◆ DO THIS
Print out the entries below with no edits.

◆ DATA FOR THIS TASK
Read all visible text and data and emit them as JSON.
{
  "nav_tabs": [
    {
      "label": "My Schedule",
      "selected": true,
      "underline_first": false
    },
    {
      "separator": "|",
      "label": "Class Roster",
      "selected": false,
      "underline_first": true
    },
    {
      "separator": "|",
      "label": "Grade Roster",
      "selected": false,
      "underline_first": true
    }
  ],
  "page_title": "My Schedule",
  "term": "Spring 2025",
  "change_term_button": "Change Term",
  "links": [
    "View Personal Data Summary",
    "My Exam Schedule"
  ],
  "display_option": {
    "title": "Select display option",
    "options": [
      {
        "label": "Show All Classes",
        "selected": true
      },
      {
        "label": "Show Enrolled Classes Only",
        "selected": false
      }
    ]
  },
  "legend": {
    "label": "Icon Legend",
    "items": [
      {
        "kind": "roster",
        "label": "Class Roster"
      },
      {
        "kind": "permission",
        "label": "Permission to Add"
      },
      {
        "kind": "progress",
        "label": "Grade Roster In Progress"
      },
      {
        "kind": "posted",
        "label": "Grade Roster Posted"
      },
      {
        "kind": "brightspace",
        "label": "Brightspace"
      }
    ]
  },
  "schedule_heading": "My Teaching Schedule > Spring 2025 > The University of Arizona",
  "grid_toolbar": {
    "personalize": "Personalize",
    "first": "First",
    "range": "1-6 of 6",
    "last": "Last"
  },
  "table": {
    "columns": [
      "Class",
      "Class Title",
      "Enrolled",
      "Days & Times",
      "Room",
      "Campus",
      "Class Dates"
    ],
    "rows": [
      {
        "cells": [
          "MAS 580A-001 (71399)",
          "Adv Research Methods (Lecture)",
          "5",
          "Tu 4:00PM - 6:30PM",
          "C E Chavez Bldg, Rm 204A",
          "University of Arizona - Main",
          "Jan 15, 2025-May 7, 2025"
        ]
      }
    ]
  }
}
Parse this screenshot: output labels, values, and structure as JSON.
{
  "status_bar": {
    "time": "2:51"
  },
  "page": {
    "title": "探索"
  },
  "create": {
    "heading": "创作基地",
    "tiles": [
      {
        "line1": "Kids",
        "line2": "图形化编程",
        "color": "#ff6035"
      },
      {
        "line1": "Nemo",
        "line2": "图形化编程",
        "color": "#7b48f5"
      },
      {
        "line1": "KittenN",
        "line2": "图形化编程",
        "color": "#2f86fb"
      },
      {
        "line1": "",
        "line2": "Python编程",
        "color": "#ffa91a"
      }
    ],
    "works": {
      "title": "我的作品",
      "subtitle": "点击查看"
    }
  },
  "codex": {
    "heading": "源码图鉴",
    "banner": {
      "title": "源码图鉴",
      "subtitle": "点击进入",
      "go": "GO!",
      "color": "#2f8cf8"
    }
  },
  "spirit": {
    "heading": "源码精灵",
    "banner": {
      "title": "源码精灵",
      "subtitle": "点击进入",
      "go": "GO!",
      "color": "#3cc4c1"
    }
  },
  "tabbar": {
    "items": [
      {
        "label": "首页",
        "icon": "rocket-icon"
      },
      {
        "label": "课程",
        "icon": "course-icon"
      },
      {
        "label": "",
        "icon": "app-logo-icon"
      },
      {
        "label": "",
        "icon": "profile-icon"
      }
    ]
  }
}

◆ EXPECTED ANSWER
Read all visible text and data and emit them as JSON.
{
  "nav_tabs": [
    {
      "label": "My Schedule",
      "selected": true,
      "underline_first": false
    },
    {
      "separator": "|",
      "label": "Class Roster",
      "selected": false,
      "underline_first": true
    },
    {
      "separator": "|",
      "label": "Grade Roster",
      "selected": false,
      "underline_first": true
    }
  ],
  "page_title": "My Schedule",
  "term": "Spring 2025",
  "change_term_button": "Change Term",
  "links": [
    "View Personal Data Summary",
    "My Exam Schedule"
  ],
  "display_option": {
    "title": "Select display option",
    "options": [
      {
        "label": "Show All Classes",
        "selected": true
      },
      {
        "label": "Show Enrolled Classes Only",
        "selected": false
      }
    ]
  },
  "legend": {
    "label": "Icon Legend",
    "items": [
      {
        "kind": "roster",
        "label": "Class Roster"
      },
      {
        "kind": "permission",
        "label": "Permission to Add"
      },
      {
        "kind": "progress",
        "label": "Grade Roster In Progress"
      },
      {
        "kind": "posted",
        "label": "Grade Roster Posted"
      },
      {
        "kind": "brightspace",
        "label": "Brightspace"
      }
    ]
  },
  "schedule_heading": "My Teaching Schedule > Spring 2025 > The University of Arizona",
  "grid_toolbar": {
    "personalize": "Personalize",
    "first": "First",
    "range": "1-6 of 6",
    "last": "Last"
  },
  "table": {
    "columns": [
      "Class",
      "Class Title",
      "Enrolled",
      "Days & Times",
      "Room",
      "Campus",
      "Class Dates"
    ],
    "rows": [
      {
        "cells": [
          "MAS 580A-001 (71399)",
          "Adv Research Methods (Lecture)",
          "5",
          "Tu 4:00PM - 6:30PM",
          "C E Chavez Bldg, Rm 204A",
          "University of Arizona - Main",
          "Jan 15, 2025-May 7, 2025"
        ]
      }
    ]
  }
}
Parse this screenshot: output labels, values, and structure as JSON.
{
  "status_bar": {
    "time": "2:51"
  },
  "page": {
    "title": "探索"
  },
  "create": {
    "heading": "创作基地",
    "tiles": [
      {
        "line1": "Kids",
        "line2": "图形化编程",
        "color": "#ff6035"
      },
      {
        "line1": "Nemo",
        "line2": "图形化编程",
        "color": "#7b48f5"
      },
      {
        "line1": "KittenN",
        "line2": "图形化编程",
        "color": "#2f86fb"
      },
      {
        "line1": "",
        "line2": "Python编程",
        "color": "#ffa91a"
      }
    ],
    "works": {
      "title": "我的作品",
      "subtitle": "点击查看"
    }
  },
  "codex": {
    "heading": "源码图鉴",
    "banner": {
      "title": "源码图鉴",
      "subtitle": "点击进入",
      "go": "GO!",
      "color": "#2f8cf8"
    }
  },
  "spirit": {
    "heading": "源码精灵",
    "banner": {
      "title": "源码精灵",
      "subtitle": "点击进入",
      "go": "GO!",
      "color": "#3cc4c1"
    }
  },
  "tabbar": {
    "items": [
      {
        "label": "首页",
        "icon": "rocket-icon"
      },
      {
        "label": "课程",
        "icon": "course-icon"
      },
      {
        "label": "",
        "icon": "app-logo-icon"
      },
      {
        "label": "",
        "icon": "profile-icon"
      }
    ]
  }
}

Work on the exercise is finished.